▼

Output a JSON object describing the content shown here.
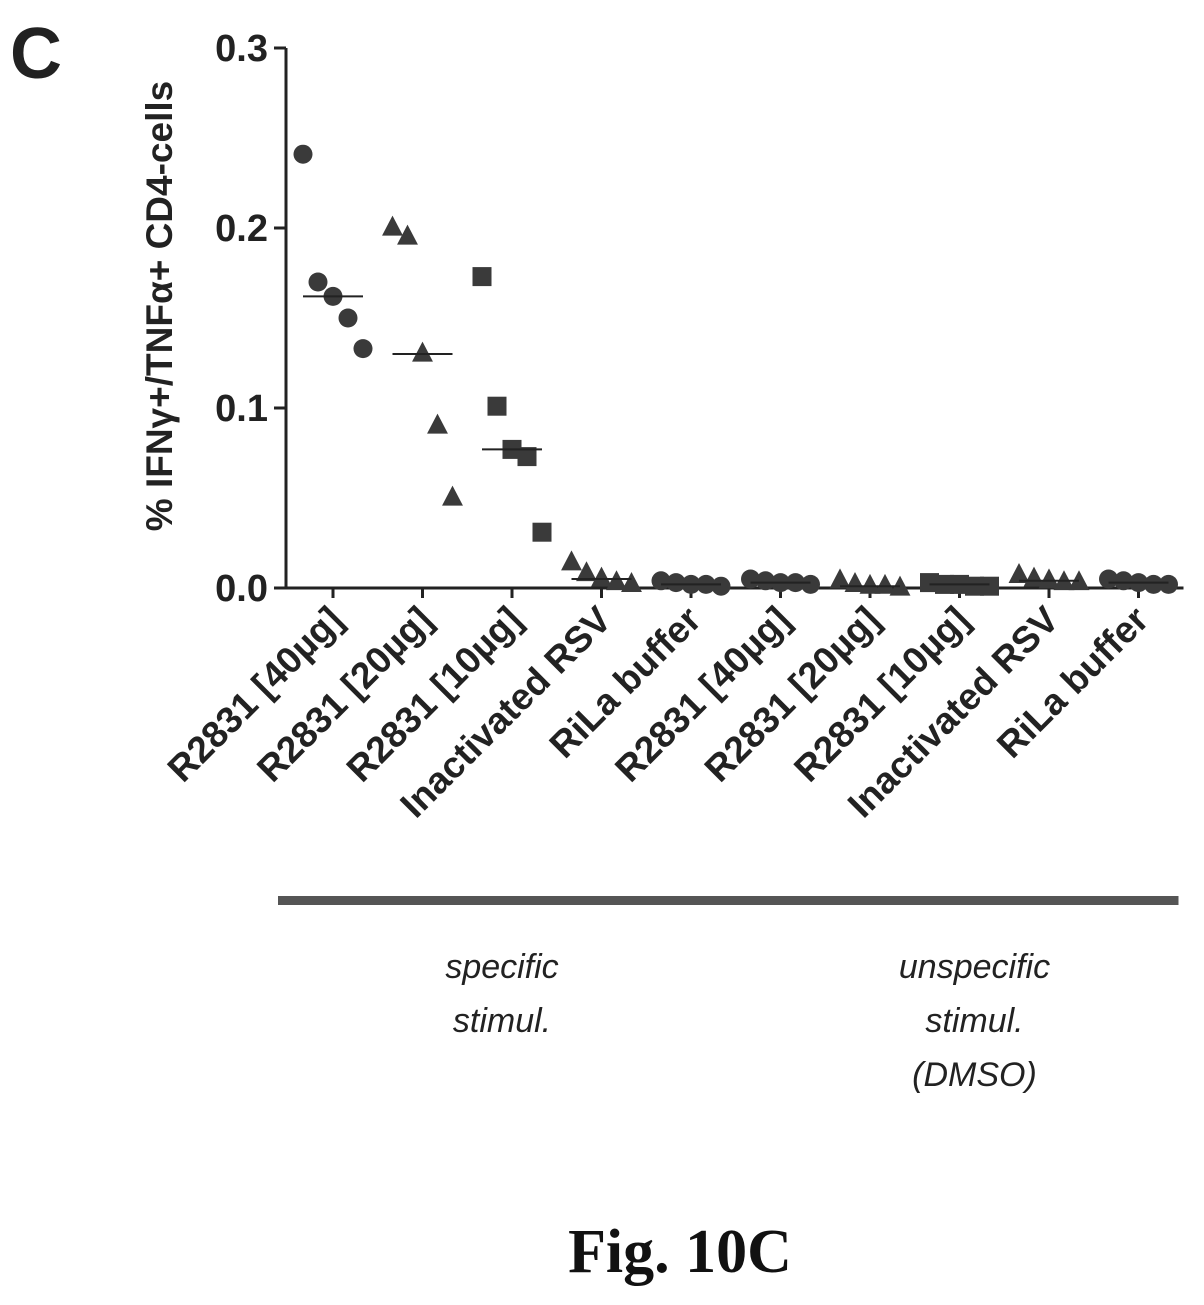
{
  "panel_label": "C",
  "figure_caption": "Fig. 10C",
  "colors": {
    "marker": "#3a3a3a",
    "axis": "#222222",
    "group_bar": "#555555"
  },
  "chart_data": {
    "type": "scatter",
    "ylabel": "% IFNγ+/TNFα+ CD4-cells",
    "ylim": [
      0,
      0.3
    ],
    "yticks": [
      0.0,
      0.1,
      0.2,
      0.3
    ],
    "ytick_labels": [
      "0.0",
      "0.1",
      "0.2",
      "0.3"
    ],
    "grid": false,
    "categories": [
      "R2831 [40µg]",
      "R2831 [20µg]",
      "R2831 [10µg]",
      "Inactivated RSV",
      "RiLa buffer",
      "R2831 [40µg]",
      "R2831 [20µg]",
      "R2831 [10µg]",
      "Inactivated RSV",
      "RiLa buffer"
    ],
    "groups": [
      {
        "label_lines": [
          "specific",
          "stimul."
        ],
        "categories": [
          0,
          1,
          2,
          3,
          4
        ]
      },
      {
        "label_lines": [
          "unspecific",
          "stimul.",
          "(DMSO)"
        ],
        "categories": [
          5,
          6,
          7,
          8,
          9
        ]
      }
    ],
    "series": [
      {
        "category": 0,
        "marker": "circle",
        "values": [
          0.241,
          0.17,
          0.162,
          0.15,
          0.133
        ],
        "median": 0.162
      },
      {
        "category": 1,
        "marker": "triangle",
        "values": [
          0.2,
          0.195,
          0.13,
          0.09,
          0.05
        ],
        "median": 0.13
      },
      {
        "category": 2,
        "marker": "square",
        "values": [
          0.173,
          0.101,
          0.077,
          0.073,
          0.031
        ],
        "median": 0.077
      },
      {
        "category": 3,
        "marker": "triangle",
        "values": [
          0.014,
          0.008,
          0.005,
          0.003,
          0.002
        ],
        "median": 0.005
      },
      {
        "category": 4,
        "marker": "circle",
        "values": [
          0.004,
          0.003,
          0.002,
          0.002,
          0.001
        ],
        "median": 0.002
      },
      {
        "category": 5,
        "marker": "circle",
        "values": [
          0.005,
          0.004,
          0.003,
          0.003,
          0.002
        ],
        "median": 0.003
      },
      {
        "category": 6,
        "marker": "triangle",
        "values": [
          0.004,
          0.002,
          0.001,
          0.001,
          0.0
        ],
        "median": 0.001
      },
      {
        "category": 7,
        "marker": "square",
        "values": [
          0.003,
          0.002,
          0.002,
          0.001,
          0.001
        ],
        "median": 0.002
      },
      {
        "category": 8,
        "marker": "triangle",
        "values": [
          0.007,
          0.005,
          0.004,
          0.003,
          0.003
        ],
        "median": 0.004
      },
      {
        "category": 9,
        "marker": "circle",
        "values": [
          0.005,
          0.004,
          0.003,
          0.002,
          0.002
        ],
        "median": 0.003
      }
    ]
  }
}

▲

SHORT TASK -> Restate the entire listing word for word, excluding pictures.

SOLVED PROBLEM ->
Output a JSON object describing the content shown here.
{
  "panel_label": "C",
  "figure_caption": "Fig. 10C",
  "colors": {
    "marker": "#3a3a3a",
    "axis": "#222222",
    "group_bar": "#555555"
  },
  "chart_data": {
    "type": "scatter",
    "ylabel": "% IFNγ+/TNFα+ CD4-cells",
    "ylim": [
      0,
      0.3
    ],
    "yticks": [
      0.0,
      0.1,
      0.2,
      0.3
    ],
    "ytick_labels": [
      "0.0",
      "0.1",
      "0.2",
      "0.3"
    ],
    "grid": false,
    "categories": [
      "R2831 [40µg]",
      "R2831 [20µg]",
      "R2831 [10µg]",
      "Inactivated RSV",
      "RiLa buffer",
      "R2831 [40µg]",
      "R2831 [20µg]",
      "R2831 [10µg]",
      "Inactivated RSV",
      "RiLa buffer"
    ],
    "groups": [
      {
        "label_lines": [
          "specific",
          "stimul."
        ],
        "categories": [
          0,
          1,
          2,
          3,
          4
        ]
      },
      {
        "label_lines": [
          "unspecific",
          "stimul.",
          "(DMSO)"
        ],
        "categories": [
          5,
          6,
          7,
          8,
          9
        ]
      }
    ],
    "series": [
      {
        "category": 0,
        "marker": "circle",
        "values": [
          0.241,
          0.17,
          0.162,
          0.15,
          0.133
        ],
        "median": 0.162
      },
      {
        "category": 1,
        "marker": "triangle",
        "values": [
          0.2,
          0.195,
          0.13,
          0.09,
          0.05
        ],
        "median": 0.13
      },
      {
        "category": 2,
        "marker": "square",
        "values": [
          0.173,
          0.101,
          0.077,
          0.073,
          0.031
        ],
        "median": 0.077
      },
      {
        "category": 3,
        "marker": "triangle",
        "values": [
          0.014,
          0.008,
          0.005,
          0.003,
          0.002
        ],
        "median": 0.005
      },
      {
        "category": 4,
        "marker": "circle",
        "values": [
          0.004,
          0.003,
          0.002,
          0.002,
          0.001
        ],
        "median": 0.002
      },
      {
        "category": 5,
        "marker": "circle",
        "values": [
          0.005,
          0.004,
          0.003,
          0.003,
          0.002
        ],
        "median": 0.003
      },
      {
        "category": 6,
        "marker": "triangle",
        "values": [
          0.004,
          0.002,
          0.001,
          0.001,
          0.0
        ],
        "median": 0.001
      },
      {
        "category": 7,
        "marker": "square",
        "values": [
          0.003,
          0.002,
          0.002,
          0.001,
          0.001
        ],
        "median": 0.002
      },
      {
        "category": 8,
        "marker": "triangle",
        "values": [
          0.007,
          0.005,
          0.004,
          0.003,
          0.003
        ],
        "median": 0.004
      },
      {
        "category": 9,
        "marker": "circle",
        "values": [
          0.005,
          0.004,
          0.003,
          0.002,
          0.002
        ],
        "median": 0.003
      }
    ]
  }
}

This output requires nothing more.